Your objective: Take every line where the string "screenshot" appears and copy it.

Provided material:
start

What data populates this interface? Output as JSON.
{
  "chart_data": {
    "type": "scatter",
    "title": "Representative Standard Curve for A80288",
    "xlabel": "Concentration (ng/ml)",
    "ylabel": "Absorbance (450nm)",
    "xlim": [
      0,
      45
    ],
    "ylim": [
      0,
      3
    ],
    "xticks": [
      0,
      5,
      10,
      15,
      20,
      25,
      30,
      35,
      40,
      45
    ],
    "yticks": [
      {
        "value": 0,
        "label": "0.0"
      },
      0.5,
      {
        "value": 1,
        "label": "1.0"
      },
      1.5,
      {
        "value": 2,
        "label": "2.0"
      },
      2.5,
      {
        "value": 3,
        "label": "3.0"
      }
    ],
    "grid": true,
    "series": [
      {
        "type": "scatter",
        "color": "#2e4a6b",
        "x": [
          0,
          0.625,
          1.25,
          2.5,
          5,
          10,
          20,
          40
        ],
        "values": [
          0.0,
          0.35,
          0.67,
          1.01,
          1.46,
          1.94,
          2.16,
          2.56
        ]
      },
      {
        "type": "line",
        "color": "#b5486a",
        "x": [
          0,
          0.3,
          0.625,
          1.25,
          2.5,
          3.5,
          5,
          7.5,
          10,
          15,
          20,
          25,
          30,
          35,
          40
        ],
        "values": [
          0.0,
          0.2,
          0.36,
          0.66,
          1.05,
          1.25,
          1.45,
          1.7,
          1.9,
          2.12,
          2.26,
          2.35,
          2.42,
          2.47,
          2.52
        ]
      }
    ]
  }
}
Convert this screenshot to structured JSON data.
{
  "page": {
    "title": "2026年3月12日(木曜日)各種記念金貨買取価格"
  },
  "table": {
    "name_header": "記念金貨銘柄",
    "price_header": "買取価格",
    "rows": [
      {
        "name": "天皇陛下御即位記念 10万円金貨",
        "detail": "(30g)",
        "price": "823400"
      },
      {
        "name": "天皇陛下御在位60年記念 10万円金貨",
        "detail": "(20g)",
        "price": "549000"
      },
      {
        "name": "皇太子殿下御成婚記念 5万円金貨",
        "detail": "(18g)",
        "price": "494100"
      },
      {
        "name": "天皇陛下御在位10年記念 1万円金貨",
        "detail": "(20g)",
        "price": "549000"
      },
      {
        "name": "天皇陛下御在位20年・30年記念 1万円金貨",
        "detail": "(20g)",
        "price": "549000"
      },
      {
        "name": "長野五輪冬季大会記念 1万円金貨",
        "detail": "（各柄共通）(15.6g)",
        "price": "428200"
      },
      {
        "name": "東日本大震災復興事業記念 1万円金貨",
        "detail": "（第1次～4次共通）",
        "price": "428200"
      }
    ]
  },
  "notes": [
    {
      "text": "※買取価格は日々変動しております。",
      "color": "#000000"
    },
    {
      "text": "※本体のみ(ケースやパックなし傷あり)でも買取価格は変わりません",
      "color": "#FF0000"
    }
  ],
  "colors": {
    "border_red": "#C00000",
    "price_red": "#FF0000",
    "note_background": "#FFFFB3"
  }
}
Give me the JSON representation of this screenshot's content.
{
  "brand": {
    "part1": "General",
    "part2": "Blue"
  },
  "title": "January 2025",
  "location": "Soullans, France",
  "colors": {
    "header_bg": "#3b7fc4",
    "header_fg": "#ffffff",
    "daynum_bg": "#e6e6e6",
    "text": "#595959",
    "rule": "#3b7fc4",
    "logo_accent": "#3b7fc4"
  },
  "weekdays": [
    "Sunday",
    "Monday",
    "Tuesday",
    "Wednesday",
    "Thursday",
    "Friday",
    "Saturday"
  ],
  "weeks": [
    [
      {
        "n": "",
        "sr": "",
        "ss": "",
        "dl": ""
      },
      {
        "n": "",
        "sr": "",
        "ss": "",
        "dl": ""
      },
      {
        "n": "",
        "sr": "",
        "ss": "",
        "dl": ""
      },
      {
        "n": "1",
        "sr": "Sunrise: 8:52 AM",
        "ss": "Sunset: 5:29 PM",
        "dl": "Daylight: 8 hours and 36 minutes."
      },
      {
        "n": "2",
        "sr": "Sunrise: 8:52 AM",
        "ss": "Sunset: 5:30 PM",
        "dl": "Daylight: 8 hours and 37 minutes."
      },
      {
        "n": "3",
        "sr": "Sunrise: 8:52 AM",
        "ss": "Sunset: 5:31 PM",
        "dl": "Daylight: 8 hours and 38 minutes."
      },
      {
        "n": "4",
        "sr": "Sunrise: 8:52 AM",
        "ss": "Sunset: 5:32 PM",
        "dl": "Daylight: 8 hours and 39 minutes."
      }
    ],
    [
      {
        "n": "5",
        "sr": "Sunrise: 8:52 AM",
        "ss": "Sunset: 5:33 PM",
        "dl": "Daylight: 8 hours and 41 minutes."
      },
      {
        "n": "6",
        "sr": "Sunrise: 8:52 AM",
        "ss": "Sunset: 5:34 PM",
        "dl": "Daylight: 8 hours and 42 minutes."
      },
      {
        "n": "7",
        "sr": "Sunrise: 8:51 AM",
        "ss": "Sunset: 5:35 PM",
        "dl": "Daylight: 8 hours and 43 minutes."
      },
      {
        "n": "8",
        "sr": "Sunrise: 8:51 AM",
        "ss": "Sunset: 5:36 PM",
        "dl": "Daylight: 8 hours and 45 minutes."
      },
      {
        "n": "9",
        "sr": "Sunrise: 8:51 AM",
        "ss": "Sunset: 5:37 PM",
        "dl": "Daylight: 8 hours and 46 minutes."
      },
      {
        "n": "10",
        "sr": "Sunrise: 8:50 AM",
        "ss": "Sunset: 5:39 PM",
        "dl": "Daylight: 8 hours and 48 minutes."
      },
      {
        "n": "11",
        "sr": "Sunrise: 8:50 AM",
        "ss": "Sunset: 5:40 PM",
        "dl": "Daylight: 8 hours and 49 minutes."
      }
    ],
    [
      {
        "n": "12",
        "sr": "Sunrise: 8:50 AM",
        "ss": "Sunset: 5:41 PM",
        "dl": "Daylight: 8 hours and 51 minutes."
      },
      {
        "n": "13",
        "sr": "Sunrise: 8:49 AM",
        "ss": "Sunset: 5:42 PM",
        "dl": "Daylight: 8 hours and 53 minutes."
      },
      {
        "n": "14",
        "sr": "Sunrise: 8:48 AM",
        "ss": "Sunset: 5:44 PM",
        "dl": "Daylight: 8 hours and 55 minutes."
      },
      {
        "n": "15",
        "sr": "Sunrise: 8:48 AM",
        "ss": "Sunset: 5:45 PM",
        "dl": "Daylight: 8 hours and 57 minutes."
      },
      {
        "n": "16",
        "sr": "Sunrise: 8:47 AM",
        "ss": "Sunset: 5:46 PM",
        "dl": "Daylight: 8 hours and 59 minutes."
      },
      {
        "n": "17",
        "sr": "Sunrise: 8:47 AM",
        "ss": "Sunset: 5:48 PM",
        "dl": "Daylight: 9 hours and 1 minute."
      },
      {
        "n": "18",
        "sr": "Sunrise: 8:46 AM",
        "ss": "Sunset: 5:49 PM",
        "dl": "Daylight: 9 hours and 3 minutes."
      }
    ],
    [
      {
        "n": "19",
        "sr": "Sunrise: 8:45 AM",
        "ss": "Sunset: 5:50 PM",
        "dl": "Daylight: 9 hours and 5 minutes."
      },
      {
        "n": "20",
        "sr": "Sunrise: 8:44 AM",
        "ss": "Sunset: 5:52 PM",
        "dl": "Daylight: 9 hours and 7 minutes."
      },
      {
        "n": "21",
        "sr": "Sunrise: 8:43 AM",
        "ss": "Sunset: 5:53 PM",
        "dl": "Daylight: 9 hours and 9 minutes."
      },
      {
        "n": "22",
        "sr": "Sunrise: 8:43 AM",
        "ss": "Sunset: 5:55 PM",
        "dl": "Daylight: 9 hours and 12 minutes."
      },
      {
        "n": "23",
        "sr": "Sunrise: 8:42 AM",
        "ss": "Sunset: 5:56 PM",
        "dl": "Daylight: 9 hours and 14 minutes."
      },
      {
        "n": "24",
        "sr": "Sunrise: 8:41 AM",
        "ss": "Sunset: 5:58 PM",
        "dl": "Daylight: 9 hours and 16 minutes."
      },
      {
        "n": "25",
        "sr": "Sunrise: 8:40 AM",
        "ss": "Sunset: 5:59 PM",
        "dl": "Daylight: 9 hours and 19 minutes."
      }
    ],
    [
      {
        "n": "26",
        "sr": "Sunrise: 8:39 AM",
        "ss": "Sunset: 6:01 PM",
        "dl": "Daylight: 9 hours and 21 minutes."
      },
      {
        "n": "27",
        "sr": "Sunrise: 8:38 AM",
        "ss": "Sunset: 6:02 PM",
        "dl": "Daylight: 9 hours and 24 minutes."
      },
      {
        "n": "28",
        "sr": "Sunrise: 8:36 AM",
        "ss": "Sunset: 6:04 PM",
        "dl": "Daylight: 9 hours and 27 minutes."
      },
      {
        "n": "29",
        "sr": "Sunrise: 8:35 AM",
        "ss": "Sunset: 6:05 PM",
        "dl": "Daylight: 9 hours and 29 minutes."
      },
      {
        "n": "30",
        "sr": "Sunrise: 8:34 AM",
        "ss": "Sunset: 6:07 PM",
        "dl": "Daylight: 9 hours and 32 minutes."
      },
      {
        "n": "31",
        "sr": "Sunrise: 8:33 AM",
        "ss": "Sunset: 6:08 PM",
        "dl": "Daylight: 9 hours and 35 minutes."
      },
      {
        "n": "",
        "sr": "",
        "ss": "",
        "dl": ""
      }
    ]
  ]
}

end

Correct output:
Convert this screenshot to structured JSON data.
Give me the JSON representation of this screenshot's content.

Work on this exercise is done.